◆ **WHAT THE TASK REQUIRES**:
Return, word for word, every line that follows.

___

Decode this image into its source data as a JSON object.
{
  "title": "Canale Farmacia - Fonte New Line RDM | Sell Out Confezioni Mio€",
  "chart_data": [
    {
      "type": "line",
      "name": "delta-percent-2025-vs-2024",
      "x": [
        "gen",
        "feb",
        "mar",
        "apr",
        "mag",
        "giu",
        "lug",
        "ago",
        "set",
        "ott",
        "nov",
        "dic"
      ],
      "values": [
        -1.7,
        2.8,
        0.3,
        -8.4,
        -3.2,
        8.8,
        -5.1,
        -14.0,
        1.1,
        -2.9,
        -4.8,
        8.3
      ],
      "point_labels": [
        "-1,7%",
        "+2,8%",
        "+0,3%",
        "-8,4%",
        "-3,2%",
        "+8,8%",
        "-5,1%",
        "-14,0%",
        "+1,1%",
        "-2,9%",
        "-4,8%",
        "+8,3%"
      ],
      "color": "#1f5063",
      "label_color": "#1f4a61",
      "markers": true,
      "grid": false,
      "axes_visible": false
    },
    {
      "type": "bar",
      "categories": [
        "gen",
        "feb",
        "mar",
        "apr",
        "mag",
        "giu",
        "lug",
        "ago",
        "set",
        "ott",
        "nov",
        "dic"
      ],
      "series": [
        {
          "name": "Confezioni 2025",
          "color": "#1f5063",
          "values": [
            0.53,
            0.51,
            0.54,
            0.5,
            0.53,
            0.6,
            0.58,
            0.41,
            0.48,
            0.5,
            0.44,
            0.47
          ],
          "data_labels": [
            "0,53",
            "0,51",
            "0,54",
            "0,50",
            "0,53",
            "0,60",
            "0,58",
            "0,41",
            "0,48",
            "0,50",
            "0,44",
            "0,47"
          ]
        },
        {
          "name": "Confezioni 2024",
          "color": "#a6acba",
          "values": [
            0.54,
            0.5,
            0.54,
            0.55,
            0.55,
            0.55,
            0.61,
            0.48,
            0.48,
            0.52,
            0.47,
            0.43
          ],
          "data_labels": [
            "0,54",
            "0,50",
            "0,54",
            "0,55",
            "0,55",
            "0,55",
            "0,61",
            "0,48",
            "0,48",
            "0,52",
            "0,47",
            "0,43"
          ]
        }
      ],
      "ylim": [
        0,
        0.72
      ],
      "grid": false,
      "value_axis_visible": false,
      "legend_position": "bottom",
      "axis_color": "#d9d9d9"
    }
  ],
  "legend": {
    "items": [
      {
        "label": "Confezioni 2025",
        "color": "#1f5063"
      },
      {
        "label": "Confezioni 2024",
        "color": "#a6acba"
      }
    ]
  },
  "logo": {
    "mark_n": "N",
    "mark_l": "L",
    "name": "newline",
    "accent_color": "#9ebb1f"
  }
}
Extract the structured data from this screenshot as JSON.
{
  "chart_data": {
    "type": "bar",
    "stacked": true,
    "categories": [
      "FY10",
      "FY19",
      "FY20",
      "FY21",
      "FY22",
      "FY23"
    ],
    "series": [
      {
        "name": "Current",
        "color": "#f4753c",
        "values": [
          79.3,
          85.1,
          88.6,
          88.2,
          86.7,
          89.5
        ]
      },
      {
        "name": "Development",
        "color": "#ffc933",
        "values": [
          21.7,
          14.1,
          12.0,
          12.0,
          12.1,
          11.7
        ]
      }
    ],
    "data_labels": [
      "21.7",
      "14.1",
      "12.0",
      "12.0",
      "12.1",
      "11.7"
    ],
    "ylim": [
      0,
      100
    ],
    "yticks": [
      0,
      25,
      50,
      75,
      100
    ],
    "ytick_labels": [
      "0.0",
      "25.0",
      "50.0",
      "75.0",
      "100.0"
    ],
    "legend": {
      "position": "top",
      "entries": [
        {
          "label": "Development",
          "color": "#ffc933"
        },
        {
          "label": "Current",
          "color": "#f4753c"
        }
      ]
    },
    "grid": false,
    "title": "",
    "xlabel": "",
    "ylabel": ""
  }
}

___

◆ **THE RESULT**:
Decode this image into its source data as a JSON object.
{
  "title": "Canale Farmacia - Fonte New Line RDM | Sell Out Confezioni Mio€",
  "chart_data": [
    {
      "type": "line",
      "name": "delta-percent-2025-vs-2024",
      "x": [
        "gen",
        "feb",
        "mar",
        "apr",
        "mag",
        "giu",
        "lug",
        "ago",
        "set",
        "ott",
        "nov",
        "dic"
      ],
      "values": [
        -1.7,
        2.8,
        0.3,
        -8.4,
        -3.2,
        8.8,
        -5.1,
        -14.0,
        1.1,
        -2.9,
        -4.8,
        8.3
      ],
      "point_labels": [
        "-1,7%",
        "+2,8%",
        "+0,3%",
        "-8,4%",
        "-3,2%",
        "+8,8%",
        "-5,1%",
        "-14,0%",
        "+1,1%",
        "-2,9%",
        "-4,8%",
        "+8,3%"
      ],
      "color": "#1f5063",
      "label_color": "#1f4a61",
      "markers": true,
      "grid": false,
      "axes_visible": false
    },
    {
      "type": "bar",
      "categories": [
        "gen",
        "feb",
        "mar",
        "apr",
        "mag",
        "giu",
        "lug",
        "ago",
        "set",
        "ott",
        "nov",
        "dic"
      ],
      "series": [
        {
          "name": "Confezioni 2025",
          "color": "#1f5063",
          "values": [
            0.53,
            0.51,
            0.54,
            0.5,
            0.53,
            0.6,
            0.58,
            0.41,
            0.48,
            0.5,
            0.44,
            0.47
          ],
          "data_labels": [
            "0,53",
            "0,51",
            "0,54",
            "0,50",
            "0,53",
            "0,60",
            "0,58",
            "0,41",
            "0,48",
            "0,50",
            "0,44",
            "0,47"
          ]
        },
        {
          "name": "Confezioni 2024",
          "color": "#a6acba",
          "values": [
            0.54,
            0.5,
            0.54,
            0.55,
            0.55,
            0.55,
            0.61,
            0.48,
            0.48,
            0.52,
            0.47,
            0.43
          ],
          "data_labels": [
            "0,54",
            "0,50",
            "0,54",
            "0,55",
            "0,55",
            "0,55",
            "0,61",
            "0,48",
            "0,48",
            "0,52",
            "0,47",
            "0,43"
          ]
        }
      ],
      "ylim": [
        0,
        0.72
      ],
      "grid": false,
      "value_axis_visible": false,
      "legend_position": "bottom",
      "axis_color": "#d9d9d9"
    }
  ],
  "legend": {
    "items": [
      {
        "label": "Confezioni 2025",
        "color": "#1f5063"
      },
      {
        "label": "Confezioni 2024",
        "color": "#a6acba"
      }
    ]
  },
  "logo": {
    "mark_n": "N",
    "mark_l": "L",
    "name": "newline",
    "accent_color": "#9ebb1f"
  }
}
Extract the structured data from this screenshot as JSON.
{
  "chart_data": {
    "type": "bar",
    "stacked": true,
    "categories": [
      "FY10",
      "FY19",
      "FY20",
      "FY21",
      "FY22",
      "FY23"
    ],
    "series": [
      {
        "name": "Current",
        "color": "#f4753c",
        "values": [
          79.3,
          85.1,
          88.6,
          88.2,
          86.7,
          89.5
        ]
      },
      {
        "name": "Development",
        "color": "#ffc933",
        "values": [
          21.7,
          14.1,
          12.0,
          12.0,
          12.1,
          11.7
        ]
      }
    ],
    "data_labels": [
      "21.7",
      "14.1",
      "12.0",
      "12.0",
      "12.1",
      "11.7"
    ],
    "ylim": [
      0,
      100
    ],
    "yticks": [
      0,
      25,
      50,
      75,
      100
    ],
    "ytick_labels": [
      "0.0",
      "25.0",
      "50.0",
      "75.0",
      "100.0"
    ],
    "legend": {
      "position": "top",
      "entries": [
        {
          "label": "Development",
          "color": "#ffc933"
        },
        {
          "label": "Current",
          "color": "#f4753c"
        }
      ]
    },
    "grid": false,
    "title": "",
    "xlabel": "",
    "ylabel": ""
  }
}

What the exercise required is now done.